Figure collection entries

○ ○ ○

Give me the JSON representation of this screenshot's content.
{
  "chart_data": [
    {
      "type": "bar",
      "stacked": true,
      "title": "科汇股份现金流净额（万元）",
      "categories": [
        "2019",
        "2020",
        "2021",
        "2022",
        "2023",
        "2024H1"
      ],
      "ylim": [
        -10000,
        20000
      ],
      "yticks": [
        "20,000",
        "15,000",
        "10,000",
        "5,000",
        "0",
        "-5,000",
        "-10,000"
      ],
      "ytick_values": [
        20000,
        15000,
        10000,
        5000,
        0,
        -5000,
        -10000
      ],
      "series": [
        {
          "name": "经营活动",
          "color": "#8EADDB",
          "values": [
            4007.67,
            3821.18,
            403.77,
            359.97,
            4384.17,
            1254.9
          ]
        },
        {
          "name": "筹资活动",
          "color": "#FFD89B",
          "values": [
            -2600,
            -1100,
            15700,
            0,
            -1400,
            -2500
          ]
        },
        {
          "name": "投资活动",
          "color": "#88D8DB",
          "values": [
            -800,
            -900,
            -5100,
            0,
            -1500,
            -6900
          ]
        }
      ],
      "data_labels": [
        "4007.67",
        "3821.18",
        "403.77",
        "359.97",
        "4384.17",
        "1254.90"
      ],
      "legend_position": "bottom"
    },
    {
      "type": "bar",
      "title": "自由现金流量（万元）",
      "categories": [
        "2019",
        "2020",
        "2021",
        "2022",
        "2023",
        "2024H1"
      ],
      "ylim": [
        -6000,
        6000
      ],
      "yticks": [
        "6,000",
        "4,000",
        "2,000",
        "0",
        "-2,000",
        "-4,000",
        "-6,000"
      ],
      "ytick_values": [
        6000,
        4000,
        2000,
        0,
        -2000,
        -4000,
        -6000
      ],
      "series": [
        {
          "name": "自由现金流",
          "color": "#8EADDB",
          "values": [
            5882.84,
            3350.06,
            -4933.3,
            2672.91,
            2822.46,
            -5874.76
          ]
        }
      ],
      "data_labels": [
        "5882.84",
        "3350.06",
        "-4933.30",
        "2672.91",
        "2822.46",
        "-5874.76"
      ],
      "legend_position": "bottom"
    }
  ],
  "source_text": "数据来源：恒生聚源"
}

○ ○ ○

The entries above should be repeated exactly, every one of them.

Solution to the exercise ▸
Give me the JSON representation of this screenshot's content.
{
  "chart_data": [
    {
      "type": "bar",
      "stacked": true,
      "title": "科汇股份现金流净额（万元）",
      "categories": [
        "2019",
        "2020",
        "2021",
        "2022",
        "2023",
        "2024H1"
      ],
      "ylim": [
        -10000,
        20000
      ],
      "yticks": [
        "20,000",
        "15,000",
        "10,000",
        "5,000",
        "0",
        "-5,000",
        "-10,000"
      ],
      "ytick_values": [
        20000,
        15000,
        10000,
        5000,
        0,
        -5000,
        -10000
      ],
      "series": [
        {
          "name": "经营活动",
          "color": "#8EADDB",
          "values": [
            4007.67,
            3821.18,
            403.77,
            359.97,
            4384.17,
            1254.9
          ]
        },
        {
          "name": "筹资活动",
          "color": "#FFD89B",
          "values": [
            -2600,
            -1100,
            15700,
            0,
            -1400,
            -2500
          ]
        },
        {
          "name": "投资活动",
          "color": "#88D8DB",
          "values": [
            -800,
            -900,
            -5100,
            0,
            -1500,
            -6900
          ]
        }
      ],
      "data_labels": [
        "4007.67",
        "3821.18",
        "403.77",
        "359.97",
        "4384.17",
        "1254.90"
      ],
      "legend_position": "bottom"
    },
    {
      "type": "bar",
      "title": "自由现金流量（万元）",
      "categories": [
        "2019",
        "2020",
        "2021",
        "2022",
        "2023",
        "2024H1"
      ],
      "ylim": [
        -6000,
        6000
      ],
      "yticks": [
        "6,000",
        "4,000",
        "2,000",
        "0",
        "-2,000",
        "-4,000",
        "-6,000"
      ],
      "ytick_values": [
        6000,
        4000,
        2000,
        0,
        -2000,
        -4000,
        -6000
      ],
      "series": [
        {
          "name": "自由现金流",
          "color": "#8EADDB",
          "values": [
            5882.84,
            3350.06,
            -4933.3,
            2672.91,
            2822.46,
            -5874.76
          ]
        }
      ],
      "data_labels": [
        "5882.84",
        "3350.06",
        "-4933.30",
        "2672.91",
        "2822.46",
        "-5874.76"
      ],
      "legend_position": "bottom"
    }
  ],
  "source_text": "数据来源：恒生聚源"
}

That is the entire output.